[Figure record extracts]
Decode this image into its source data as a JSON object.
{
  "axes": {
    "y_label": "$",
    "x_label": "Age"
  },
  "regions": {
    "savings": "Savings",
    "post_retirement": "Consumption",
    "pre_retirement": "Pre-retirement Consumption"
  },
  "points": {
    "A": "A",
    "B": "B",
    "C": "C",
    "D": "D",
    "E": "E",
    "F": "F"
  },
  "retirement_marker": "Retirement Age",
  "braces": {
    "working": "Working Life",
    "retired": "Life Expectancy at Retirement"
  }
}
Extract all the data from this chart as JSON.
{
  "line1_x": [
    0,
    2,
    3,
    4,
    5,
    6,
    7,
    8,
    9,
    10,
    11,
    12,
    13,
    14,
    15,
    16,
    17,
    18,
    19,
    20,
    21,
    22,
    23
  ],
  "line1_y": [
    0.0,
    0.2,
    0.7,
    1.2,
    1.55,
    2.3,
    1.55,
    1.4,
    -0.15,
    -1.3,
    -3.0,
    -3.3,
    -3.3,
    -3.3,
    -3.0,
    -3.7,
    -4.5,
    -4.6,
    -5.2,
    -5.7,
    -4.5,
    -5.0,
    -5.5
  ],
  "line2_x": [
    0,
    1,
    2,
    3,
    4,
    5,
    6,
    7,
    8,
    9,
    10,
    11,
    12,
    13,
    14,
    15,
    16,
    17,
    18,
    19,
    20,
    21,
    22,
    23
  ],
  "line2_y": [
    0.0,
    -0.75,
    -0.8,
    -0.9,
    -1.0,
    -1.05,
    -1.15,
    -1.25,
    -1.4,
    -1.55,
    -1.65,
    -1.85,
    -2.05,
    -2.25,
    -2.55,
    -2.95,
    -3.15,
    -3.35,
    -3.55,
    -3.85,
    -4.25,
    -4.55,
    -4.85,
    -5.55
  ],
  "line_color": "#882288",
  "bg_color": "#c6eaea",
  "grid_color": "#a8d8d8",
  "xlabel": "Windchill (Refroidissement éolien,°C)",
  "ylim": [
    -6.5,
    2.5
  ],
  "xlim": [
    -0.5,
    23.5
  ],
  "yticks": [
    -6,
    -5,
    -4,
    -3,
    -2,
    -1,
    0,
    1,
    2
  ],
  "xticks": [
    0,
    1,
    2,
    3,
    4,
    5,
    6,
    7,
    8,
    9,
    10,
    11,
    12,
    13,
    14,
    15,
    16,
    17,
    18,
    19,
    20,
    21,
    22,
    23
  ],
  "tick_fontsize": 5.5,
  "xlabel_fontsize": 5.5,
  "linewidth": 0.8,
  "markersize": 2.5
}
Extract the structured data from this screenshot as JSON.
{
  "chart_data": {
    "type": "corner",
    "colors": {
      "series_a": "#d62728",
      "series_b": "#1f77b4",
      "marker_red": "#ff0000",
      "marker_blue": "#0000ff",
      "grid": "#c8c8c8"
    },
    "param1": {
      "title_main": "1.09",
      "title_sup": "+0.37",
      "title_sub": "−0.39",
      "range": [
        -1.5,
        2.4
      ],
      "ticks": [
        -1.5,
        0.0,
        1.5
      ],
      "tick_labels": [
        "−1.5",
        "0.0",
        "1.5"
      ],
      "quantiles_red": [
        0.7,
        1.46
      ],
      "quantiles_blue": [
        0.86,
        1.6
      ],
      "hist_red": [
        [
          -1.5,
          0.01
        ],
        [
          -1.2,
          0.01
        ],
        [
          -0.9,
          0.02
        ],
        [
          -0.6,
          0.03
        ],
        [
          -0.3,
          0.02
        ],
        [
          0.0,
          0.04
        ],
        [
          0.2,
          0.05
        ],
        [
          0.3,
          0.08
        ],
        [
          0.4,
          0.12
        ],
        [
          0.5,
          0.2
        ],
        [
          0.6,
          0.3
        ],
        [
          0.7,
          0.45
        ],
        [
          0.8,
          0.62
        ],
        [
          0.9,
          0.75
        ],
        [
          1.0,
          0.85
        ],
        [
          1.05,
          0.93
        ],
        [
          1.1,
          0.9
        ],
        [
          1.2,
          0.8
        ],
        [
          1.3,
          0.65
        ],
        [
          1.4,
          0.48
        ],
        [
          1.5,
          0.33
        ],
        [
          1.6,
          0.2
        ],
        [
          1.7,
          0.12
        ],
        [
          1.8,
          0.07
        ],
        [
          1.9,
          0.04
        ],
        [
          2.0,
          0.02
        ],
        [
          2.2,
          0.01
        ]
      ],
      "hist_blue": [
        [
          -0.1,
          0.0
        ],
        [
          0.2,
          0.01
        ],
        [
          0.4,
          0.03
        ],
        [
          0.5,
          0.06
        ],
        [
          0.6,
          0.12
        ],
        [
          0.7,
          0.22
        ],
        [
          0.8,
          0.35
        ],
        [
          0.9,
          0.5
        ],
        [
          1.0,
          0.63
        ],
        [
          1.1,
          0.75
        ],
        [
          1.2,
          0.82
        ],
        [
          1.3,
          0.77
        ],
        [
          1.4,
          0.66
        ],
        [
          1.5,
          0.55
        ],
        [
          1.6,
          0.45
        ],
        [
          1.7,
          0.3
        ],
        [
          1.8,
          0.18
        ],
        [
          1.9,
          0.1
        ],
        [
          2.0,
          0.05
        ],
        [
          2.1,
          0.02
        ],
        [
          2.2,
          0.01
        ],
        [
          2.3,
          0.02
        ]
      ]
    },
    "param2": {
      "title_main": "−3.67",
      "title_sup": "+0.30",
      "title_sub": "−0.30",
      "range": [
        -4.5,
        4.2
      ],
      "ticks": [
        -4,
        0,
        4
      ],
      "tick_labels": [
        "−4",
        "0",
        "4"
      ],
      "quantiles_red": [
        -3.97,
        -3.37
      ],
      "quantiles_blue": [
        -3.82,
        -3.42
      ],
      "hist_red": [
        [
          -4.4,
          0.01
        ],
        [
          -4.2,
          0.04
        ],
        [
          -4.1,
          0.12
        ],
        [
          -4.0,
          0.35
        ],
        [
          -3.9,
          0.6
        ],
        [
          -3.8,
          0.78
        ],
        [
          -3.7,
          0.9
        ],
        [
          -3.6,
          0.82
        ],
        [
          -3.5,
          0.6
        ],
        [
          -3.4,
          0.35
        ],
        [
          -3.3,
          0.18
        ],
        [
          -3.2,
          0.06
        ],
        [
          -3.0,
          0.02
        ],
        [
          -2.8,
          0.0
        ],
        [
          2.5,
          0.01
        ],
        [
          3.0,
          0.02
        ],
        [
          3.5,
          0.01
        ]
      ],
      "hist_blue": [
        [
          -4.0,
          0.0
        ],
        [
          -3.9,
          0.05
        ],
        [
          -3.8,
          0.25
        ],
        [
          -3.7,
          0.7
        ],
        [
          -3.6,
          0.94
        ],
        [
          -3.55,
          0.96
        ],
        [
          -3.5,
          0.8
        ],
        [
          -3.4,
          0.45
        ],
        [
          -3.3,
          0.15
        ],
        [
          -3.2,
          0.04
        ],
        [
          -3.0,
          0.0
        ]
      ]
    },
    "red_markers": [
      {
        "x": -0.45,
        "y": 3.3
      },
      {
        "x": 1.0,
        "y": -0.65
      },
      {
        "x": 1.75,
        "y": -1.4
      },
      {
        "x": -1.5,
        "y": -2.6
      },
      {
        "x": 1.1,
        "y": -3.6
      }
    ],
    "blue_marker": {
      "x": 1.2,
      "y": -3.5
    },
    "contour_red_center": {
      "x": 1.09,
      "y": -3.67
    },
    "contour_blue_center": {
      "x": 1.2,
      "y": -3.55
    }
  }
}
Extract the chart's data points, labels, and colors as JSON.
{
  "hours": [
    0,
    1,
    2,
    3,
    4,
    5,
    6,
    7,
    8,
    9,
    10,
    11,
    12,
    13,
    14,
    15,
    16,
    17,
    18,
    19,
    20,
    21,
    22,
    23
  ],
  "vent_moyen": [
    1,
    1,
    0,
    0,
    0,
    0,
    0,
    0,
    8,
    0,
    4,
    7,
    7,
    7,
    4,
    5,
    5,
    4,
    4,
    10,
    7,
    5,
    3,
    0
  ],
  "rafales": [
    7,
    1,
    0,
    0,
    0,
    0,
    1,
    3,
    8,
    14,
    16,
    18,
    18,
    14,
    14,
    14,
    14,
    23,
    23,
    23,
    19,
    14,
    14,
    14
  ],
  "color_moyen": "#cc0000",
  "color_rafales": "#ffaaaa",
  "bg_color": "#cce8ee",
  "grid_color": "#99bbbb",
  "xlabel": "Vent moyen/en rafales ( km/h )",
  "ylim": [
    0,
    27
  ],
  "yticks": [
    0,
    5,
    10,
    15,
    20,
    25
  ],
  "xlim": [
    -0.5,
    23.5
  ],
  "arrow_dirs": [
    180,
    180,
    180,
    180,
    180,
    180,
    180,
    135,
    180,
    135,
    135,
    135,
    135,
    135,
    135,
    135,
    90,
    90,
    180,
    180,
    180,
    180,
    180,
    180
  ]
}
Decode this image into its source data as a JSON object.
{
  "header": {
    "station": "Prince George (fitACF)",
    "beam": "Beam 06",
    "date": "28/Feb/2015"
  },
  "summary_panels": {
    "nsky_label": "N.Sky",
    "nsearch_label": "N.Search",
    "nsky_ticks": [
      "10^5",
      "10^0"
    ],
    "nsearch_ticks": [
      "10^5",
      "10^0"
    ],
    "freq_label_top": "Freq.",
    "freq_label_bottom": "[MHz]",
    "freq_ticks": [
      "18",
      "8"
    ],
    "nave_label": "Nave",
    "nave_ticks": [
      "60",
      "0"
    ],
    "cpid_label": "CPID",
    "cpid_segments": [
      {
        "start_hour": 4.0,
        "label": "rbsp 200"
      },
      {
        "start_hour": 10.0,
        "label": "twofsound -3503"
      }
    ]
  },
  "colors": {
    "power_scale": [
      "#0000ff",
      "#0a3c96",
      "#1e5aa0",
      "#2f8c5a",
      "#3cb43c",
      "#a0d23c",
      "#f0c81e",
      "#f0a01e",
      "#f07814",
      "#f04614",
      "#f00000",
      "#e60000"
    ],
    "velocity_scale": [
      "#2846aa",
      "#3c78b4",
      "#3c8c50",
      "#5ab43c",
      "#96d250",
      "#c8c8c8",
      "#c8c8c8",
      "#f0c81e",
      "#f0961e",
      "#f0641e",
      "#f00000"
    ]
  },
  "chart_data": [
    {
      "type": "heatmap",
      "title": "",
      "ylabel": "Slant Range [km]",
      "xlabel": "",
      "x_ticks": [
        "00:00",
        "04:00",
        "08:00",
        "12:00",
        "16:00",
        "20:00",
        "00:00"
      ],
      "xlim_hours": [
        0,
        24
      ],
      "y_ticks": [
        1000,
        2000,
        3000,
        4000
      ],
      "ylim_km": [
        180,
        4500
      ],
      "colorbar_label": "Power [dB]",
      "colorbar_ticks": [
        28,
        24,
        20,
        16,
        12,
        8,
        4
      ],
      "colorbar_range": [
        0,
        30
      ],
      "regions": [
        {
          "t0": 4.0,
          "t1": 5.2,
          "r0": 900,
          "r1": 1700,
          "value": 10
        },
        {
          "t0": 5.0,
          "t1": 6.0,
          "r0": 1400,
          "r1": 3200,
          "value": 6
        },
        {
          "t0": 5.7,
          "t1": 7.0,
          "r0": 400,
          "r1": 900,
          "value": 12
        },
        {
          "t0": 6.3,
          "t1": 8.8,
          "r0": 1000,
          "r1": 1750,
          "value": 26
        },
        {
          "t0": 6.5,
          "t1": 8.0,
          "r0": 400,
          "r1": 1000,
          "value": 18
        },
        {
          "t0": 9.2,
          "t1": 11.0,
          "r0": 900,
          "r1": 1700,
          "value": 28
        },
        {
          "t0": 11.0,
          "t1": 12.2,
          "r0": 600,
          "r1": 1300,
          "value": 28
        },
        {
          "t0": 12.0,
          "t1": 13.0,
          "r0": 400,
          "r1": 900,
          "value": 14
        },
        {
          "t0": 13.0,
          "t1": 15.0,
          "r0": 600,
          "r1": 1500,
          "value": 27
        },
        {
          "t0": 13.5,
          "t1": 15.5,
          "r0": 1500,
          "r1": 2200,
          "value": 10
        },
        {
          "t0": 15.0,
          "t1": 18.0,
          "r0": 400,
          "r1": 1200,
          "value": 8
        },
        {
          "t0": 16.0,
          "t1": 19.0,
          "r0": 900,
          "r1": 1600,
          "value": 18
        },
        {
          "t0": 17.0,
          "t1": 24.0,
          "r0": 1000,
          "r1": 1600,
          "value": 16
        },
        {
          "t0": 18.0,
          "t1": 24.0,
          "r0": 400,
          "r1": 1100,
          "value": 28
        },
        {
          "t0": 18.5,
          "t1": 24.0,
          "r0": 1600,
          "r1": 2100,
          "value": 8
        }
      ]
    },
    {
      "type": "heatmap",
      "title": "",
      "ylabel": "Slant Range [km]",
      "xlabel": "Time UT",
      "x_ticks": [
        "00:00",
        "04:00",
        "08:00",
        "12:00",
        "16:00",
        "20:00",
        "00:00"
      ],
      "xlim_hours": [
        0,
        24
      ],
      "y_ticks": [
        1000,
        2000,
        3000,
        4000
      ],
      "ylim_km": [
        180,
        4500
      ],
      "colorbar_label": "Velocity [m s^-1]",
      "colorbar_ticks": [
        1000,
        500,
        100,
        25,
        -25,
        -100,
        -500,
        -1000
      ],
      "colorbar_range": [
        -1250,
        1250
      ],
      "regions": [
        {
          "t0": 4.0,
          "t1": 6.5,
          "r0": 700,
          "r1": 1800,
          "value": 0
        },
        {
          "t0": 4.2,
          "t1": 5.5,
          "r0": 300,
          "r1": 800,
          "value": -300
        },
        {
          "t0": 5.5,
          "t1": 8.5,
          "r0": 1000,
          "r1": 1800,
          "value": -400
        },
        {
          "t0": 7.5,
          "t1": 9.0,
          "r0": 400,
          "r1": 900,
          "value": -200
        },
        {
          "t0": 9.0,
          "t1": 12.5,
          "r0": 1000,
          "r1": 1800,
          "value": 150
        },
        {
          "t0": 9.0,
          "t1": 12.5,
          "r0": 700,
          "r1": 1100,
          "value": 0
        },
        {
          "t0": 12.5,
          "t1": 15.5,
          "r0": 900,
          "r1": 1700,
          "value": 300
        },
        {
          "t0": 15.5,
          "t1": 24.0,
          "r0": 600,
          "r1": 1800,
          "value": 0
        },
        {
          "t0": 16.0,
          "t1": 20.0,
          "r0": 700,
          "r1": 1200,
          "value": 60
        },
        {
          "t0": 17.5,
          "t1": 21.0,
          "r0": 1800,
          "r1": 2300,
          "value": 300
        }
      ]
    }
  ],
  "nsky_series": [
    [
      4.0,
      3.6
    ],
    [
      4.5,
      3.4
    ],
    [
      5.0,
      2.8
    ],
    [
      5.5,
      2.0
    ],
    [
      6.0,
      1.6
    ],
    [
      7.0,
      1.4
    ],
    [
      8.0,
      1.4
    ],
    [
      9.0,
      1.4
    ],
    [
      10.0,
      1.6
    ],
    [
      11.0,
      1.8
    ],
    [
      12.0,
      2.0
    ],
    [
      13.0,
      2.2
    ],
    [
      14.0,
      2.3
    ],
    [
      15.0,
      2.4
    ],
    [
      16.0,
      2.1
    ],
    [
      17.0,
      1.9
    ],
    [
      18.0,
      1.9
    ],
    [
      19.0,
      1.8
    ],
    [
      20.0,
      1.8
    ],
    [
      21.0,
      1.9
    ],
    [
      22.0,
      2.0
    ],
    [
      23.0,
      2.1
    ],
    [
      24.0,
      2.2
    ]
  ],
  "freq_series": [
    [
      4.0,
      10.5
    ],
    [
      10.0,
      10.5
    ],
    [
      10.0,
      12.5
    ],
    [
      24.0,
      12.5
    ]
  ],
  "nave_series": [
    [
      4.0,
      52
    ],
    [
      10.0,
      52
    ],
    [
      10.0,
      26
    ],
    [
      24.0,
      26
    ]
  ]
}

WRITTEN EXERCISE:
Only a number is wanted: how many lines of the data above contain "Consumption"?

FINISHED ANSWER:
2